Task description: Give back the whole listing exactly as shown.

· · ·

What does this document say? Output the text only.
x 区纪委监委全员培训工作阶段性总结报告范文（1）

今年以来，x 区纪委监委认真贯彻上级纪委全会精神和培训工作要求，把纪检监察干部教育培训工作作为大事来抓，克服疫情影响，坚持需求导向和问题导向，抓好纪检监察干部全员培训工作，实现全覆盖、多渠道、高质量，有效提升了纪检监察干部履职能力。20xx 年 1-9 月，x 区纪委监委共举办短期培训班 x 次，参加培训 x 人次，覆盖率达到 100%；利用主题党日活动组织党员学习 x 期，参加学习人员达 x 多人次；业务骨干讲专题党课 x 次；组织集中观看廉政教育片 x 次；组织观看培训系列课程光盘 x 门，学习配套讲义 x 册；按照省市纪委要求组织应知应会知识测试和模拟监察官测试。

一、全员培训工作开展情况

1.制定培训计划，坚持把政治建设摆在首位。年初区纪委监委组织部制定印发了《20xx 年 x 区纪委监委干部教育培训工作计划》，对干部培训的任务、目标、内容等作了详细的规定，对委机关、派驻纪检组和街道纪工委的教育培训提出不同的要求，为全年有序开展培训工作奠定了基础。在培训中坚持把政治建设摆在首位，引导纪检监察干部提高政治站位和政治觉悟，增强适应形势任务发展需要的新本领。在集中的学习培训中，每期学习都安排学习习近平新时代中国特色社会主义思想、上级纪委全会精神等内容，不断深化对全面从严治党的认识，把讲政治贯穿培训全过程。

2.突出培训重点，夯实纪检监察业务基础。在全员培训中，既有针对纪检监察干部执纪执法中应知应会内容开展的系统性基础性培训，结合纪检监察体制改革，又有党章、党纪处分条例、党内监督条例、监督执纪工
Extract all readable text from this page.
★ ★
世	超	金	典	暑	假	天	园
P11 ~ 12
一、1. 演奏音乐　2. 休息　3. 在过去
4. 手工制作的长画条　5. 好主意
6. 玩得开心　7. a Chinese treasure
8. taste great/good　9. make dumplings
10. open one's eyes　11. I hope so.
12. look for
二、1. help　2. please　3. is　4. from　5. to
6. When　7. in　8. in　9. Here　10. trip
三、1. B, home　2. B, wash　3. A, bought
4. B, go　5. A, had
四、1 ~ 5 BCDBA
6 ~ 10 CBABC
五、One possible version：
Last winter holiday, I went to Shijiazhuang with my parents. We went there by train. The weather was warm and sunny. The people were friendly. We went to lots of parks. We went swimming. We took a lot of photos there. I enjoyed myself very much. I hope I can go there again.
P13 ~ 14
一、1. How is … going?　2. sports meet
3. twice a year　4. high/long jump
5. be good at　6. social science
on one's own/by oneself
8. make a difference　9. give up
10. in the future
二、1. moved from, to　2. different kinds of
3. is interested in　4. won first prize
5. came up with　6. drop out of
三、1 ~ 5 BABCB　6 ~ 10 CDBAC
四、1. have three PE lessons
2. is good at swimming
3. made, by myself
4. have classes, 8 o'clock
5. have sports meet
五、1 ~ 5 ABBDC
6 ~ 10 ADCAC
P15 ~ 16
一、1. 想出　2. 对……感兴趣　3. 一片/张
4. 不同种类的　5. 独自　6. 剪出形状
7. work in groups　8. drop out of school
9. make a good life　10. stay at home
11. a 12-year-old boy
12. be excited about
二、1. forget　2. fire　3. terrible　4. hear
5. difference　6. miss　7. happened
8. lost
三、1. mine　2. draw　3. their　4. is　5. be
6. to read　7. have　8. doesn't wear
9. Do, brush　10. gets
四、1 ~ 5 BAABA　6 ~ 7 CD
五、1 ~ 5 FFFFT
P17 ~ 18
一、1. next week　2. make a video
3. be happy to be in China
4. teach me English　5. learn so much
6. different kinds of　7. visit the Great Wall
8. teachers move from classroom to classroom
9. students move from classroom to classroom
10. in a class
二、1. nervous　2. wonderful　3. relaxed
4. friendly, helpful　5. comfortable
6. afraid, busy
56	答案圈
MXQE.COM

· · ·

Response below:
What does this document say? Output the text only.
x 区纪委监委全员培训工作阶段性总结报告范文（1）

今年以来，x 区纪委监委认真贯彻上级纪委全会精神和培训工作要求，把纪检监察干部教育培训工作作为大事来抓，克服疫情影响，坚持需求导向和问题导向，抓好纪检监察干部全员培训工作，实现全覆盖、多渠道、高质量，有效提升了纪检监察干部履职能力。20xx 年 1-9 月，x 区纪委监委共举办短期培训班 x 次，参加培训 x 人次，覆盖率达到 100%；利用主题党日活动组织党员学习 x 期，参加学习人员达 x 多人次；业务骨干讲专题党课 x 次；组织集中观看廉政教育片 x 次；组织观看培训系列课程光盘 x 门，学习配套讲义 x 册；按照省市纪委要求组织应知应会知识测试和模拟监察官测试。

一、全员培训工作开展情况

1.制定培训计划，坚持把政治建设摆在首位。年初区纪委监委组织部制定印发了《20xx 年 x 区纪委监委干部教育培训工作计划》，对干部培训的任务、目标、内容等作了详细的规定，对委机关、派驻纪检组和街道纪工委的教育培训提出不同的要求，为全年有序开展培训工作奠定了基础。在培训中坚持把政治建设摆在首位，引导纪检监察干部提高政治站位和政治觉悟，增强适应形势任务发展需要的新本领。在集中的学习培训中，每期学习都安排学习习近平新时代中国特色社会主义思想、上级纪委全会精神等内容，不断深化对全面从严治党的认识，把讲政治贯穿培训全过程。

2.突出培训重点，夯实纪检监察业务基础。在全员培训中，既有针对纪检监察干部执纪执法中应知应会内容开展的系统性基础性培训，结合纪检监察体制改革，又有党章、党纪处分条例、党内监督条例、监督执纪工
Extract all readable text from this page.
★ ★
世	超	金	典	暑	假	天	园
P11 ~ 12
一、1. 演奏音乐　2. 休息　3. 在过去
4. 手工制作的长画条　5. 好主意
6. 玩得开心　7. a Chinese treasure
8. taste great/good　9. make dumplings
10. open one's eyes　11. I hope so.
12. look for
二、1. help　2. please　3. is　4. from　5. to
6. When　7. in　8. in　9. Here　10. trip
三、1. B, home　2. B, wash　3. A, bought
4. B, go　5. A, had
四、1 ~ 5 BCDBA
6 ~ 10 CBABC
五、One possible version：
Last winter holiday, I went to Shijiazhuang with my parents. We went there by train. The weather was warm and sunny. The people were friendly. We went to lots of parks. We went swimming. We took a lot of photos there. I enjoyed myself very much. I hope I can go there again.
P13 ~ 14
一、1. How is … going?　2. sports meet
3. twice a year　4. high/long jump
5. be good at　6. social science
on one's own/by oneself
8. make a difference　9. give up
10. in the future
二、1. moved from, to　2. different kinds of
3. is interested in　4. won first prize
5. came up with　6. drop out of
三、1 ~ 5 BABCB　6 ~ 10 CDBAC
四、1. have three PE lessons
2. is good at swimming
3. made, by myself
4. have classes, 8 o'clock
5. have sports meet
五、1 ~ 5 ABBDC
6 ~ 10 ADCAC
P15 ~ 16
一、1. 想出　2. 对……感兴趣　3. 一片/张
4. 不同种类的　5. 独自　6. 剪出形状
7. work in groups　8. drop out of school
9. make a good life　10. stay at home
11. a 12-year-old boy
12. be excited about
二、1. forget　2. fire　3. terrible　4. hear
5. difference　6. miss　7. happened
8. lost
三、1. mine　2. draw　3. their　4. is　5. be
6. to read　7. have　8. doesn't wear
9. Do, brush　10. gets
四、1 ~ 5 BAABA　6 ~ 7 CD
五、1 ~ 5 FFFFT
P17 ~ 18
一、1. next week　2. make a video
3. be happy to be in China
4. teach me English　5. learn so much
6. different kinds of　7. visit the Great Wall
8. teachers move from classroom to classroom
9. students move from classroom to classroom
10. in a class
二、1. nervous　2. wonderful　3. relaxed
4. friendly, helpful　5. comfortable
6. afraid, busy
56	答案圈
MXQE.COM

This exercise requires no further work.